▸ **Work to be completed**: Only lines with the string "objeto" matter here; gather them from the material below.

[Collected data entries]
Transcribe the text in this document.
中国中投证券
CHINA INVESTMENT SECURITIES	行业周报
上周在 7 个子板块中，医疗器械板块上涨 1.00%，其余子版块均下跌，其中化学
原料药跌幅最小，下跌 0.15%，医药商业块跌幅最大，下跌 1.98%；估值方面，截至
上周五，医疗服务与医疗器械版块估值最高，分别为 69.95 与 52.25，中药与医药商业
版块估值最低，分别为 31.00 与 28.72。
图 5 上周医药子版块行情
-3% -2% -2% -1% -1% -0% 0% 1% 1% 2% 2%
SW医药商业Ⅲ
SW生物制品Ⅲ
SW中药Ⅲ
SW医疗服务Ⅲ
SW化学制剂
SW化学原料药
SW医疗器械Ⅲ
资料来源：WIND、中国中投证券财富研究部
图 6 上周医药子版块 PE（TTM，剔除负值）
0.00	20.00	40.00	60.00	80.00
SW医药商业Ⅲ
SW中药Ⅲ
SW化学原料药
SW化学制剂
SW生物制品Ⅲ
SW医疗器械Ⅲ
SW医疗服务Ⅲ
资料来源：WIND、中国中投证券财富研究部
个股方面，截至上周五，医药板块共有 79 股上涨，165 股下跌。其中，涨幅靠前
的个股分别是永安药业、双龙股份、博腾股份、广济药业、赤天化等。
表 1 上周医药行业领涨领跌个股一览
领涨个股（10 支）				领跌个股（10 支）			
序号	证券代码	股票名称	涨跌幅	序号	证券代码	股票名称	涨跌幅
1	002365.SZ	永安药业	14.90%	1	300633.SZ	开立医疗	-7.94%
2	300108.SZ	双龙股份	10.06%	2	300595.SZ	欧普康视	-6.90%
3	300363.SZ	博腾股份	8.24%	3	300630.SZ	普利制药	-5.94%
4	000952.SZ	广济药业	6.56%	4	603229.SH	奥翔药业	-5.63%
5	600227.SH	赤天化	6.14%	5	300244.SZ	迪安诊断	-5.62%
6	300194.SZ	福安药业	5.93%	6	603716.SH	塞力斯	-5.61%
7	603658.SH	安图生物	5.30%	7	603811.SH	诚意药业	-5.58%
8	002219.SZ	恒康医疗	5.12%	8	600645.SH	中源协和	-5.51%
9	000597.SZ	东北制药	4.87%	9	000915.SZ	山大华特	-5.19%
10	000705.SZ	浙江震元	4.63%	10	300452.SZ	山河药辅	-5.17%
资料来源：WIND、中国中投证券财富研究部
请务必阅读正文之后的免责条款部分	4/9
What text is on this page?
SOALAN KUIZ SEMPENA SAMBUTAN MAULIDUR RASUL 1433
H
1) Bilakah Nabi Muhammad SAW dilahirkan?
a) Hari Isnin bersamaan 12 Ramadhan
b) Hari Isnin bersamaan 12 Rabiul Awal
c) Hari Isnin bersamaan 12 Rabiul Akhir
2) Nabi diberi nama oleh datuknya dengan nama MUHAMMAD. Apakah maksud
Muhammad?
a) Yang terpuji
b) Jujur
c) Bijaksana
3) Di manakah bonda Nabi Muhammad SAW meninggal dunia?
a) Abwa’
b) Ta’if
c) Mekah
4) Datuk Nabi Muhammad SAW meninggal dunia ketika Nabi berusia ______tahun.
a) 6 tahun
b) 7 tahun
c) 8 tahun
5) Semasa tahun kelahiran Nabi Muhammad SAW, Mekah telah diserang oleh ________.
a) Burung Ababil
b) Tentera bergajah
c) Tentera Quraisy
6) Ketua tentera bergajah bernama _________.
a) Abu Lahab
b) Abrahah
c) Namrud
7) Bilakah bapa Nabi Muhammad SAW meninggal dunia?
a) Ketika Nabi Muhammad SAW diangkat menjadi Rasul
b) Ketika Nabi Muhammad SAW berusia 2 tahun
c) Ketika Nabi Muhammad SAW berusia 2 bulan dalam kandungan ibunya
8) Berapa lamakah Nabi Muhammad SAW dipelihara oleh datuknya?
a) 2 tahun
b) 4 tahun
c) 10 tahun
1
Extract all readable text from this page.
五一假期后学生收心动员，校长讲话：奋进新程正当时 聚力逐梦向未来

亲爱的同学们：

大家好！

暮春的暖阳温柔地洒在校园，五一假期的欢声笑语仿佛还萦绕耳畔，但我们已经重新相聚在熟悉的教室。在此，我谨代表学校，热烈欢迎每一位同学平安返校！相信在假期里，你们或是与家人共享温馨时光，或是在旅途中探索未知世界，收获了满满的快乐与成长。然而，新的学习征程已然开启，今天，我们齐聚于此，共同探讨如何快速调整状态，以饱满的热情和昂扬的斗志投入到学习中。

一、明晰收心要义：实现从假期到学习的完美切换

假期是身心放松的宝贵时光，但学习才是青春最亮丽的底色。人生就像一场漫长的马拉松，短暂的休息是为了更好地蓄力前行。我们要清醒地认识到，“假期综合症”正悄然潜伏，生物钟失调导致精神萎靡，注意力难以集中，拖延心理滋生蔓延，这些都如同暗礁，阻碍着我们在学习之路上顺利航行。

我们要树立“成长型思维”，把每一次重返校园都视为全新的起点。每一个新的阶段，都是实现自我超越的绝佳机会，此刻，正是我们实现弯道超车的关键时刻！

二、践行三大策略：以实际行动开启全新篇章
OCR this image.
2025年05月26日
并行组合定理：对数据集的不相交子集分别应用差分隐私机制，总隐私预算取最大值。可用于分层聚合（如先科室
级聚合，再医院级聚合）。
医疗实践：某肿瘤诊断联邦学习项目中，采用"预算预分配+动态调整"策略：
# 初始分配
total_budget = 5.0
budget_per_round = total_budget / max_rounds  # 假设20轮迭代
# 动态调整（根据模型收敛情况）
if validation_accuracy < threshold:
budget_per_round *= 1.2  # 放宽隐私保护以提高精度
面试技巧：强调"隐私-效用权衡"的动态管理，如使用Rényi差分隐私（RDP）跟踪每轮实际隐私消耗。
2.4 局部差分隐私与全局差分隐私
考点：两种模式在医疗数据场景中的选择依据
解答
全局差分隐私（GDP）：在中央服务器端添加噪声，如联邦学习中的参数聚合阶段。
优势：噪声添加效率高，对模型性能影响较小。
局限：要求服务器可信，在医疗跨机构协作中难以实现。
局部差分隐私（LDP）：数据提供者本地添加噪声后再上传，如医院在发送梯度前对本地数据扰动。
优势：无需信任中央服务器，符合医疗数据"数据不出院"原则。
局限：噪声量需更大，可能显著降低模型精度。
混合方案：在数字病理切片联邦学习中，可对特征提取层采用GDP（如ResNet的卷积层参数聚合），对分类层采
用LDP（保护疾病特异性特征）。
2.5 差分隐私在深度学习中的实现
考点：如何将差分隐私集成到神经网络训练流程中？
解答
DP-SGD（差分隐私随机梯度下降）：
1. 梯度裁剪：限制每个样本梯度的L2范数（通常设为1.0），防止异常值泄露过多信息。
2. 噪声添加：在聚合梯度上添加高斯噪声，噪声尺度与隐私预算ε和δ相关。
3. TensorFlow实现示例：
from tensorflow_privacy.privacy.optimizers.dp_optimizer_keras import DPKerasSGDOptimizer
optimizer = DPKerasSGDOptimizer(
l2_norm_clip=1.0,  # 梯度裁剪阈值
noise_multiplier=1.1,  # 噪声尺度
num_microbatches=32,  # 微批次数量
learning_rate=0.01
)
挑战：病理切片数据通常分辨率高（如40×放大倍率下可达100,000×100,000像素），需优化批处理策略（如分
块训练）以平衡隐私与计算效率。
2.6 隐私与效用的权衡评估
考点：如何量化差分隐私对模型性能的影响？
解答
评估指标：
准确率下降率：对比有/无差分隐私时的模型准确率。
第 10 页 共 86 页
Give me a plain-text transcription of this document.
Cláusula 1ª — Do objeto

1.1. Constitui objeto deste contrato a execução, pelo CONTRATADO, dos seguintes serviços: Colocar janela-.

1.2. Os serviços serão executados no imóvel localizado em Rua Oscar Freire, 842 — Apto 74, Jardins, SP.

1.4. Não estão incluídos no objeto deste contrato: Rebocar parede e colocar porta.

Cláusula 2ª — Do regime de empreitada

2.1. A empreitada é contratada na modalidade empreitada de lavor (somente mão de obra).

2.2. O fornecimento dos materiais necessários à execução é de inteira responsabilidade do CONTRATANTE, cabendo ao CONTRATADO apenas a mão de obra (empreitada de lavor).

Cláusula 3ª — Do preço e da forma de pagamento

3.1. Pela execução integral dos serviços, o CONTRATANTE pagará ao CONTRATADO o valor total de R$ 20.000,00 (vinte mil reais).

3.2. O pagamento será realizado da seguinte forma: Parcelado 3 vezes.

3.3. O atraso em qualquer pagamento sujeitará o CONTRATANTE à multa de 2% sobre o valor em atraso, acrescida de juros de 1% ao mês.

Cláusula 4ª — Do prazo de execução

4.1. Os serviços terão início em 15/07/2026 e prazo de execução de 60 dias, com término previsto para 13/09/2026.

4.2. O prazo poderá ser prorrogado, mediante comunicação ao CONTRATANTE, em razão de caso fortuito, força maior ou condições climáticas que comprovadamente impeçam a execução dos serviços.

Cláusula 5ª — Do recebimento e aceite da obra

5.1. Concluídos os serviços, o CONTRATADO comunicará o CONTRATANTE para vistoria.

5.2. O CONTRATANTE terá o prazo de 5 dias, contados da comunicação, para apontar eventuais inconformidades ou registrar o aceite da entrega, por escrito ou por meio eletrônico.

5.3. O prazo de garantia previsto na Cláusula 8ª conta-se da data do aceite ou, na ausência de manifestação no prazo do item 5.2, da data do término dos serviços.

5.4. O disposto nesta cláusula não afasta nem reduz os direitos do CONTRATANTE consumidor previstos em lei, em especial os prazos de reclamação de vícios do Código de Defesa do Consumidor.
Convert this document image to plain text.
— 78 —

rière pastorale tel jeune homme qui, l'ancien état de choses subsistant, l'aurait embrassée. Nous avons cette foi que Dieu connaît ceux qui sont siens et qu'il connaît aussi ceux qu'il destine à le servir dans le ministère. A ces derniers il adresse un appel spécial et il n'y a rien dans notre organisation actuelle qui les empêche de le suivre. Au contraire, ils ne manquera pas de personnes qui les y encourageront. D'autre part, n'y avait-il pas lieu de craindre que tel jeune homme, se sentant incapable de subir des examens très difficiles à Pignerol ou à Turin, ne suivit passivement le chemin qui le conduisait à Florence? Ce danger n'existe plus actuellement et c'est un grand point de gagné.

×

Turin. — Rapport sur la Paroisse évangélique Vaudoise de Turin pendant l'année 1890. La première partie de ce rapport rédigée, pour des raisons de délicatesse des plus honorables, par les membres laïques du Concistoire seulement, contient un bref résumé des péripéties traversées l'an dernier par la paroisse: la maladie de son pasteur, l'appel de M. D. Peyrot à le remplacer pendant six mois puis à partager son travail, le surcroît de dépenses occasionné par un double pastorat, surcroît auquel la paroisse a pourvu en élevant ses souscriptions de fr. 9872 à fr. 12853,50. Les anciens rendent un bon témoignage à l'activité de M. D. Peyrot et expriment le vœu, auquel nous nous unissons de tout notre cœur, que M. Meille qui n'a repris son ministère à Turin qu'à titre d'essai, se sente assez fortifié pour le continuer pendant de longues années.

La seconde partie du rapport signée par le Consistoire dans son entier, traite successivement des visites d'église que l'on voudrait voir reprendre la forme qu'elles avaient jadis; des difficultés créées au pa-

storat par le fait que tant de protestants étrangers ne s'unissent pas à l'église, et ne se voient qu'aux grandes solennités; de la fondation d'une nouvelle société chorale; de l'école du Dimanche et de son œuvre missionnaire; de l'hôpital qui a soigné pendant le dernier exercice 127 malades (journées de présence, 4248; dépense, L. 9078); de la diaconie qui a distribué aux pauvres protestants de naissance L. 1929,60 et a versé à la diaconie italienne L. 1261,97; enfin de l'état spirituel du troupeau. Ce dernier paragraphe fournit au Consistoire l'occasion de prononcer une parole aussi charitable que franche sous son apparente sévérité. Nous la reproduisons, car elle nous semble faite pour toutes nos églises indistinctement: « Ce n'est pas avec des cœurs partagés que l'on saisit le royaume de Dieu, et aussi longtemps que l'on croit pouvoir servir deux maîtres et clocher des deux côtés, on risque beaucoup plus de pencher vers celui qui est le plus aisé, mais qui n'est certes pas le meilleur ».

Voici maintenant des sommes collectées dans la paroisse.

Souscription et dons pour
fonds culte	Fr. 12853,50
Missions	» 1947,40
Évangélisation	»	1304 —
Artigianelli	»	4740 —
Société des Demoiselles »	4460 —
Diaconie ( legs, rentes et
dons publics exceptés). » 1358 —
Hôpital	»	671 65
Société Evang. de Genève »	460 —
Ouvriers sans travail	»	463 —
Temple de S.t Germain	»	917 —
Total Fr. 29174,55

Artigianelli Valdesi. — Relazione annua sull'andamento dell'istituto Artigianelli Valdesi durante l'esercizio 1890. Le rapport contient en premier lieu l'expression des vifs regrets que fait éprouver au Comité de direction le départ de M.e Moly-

▸ **Expected answer**:
Cláusula 1ª — Do objeto
1.1. Constitui objeto deste contrato a execução, pelo CONTRATADO, dos seguintes serviços: Colocar janela-.
1.4. Não estão incluídos no objeto deste contrato: Rebocar parede e colocar porta.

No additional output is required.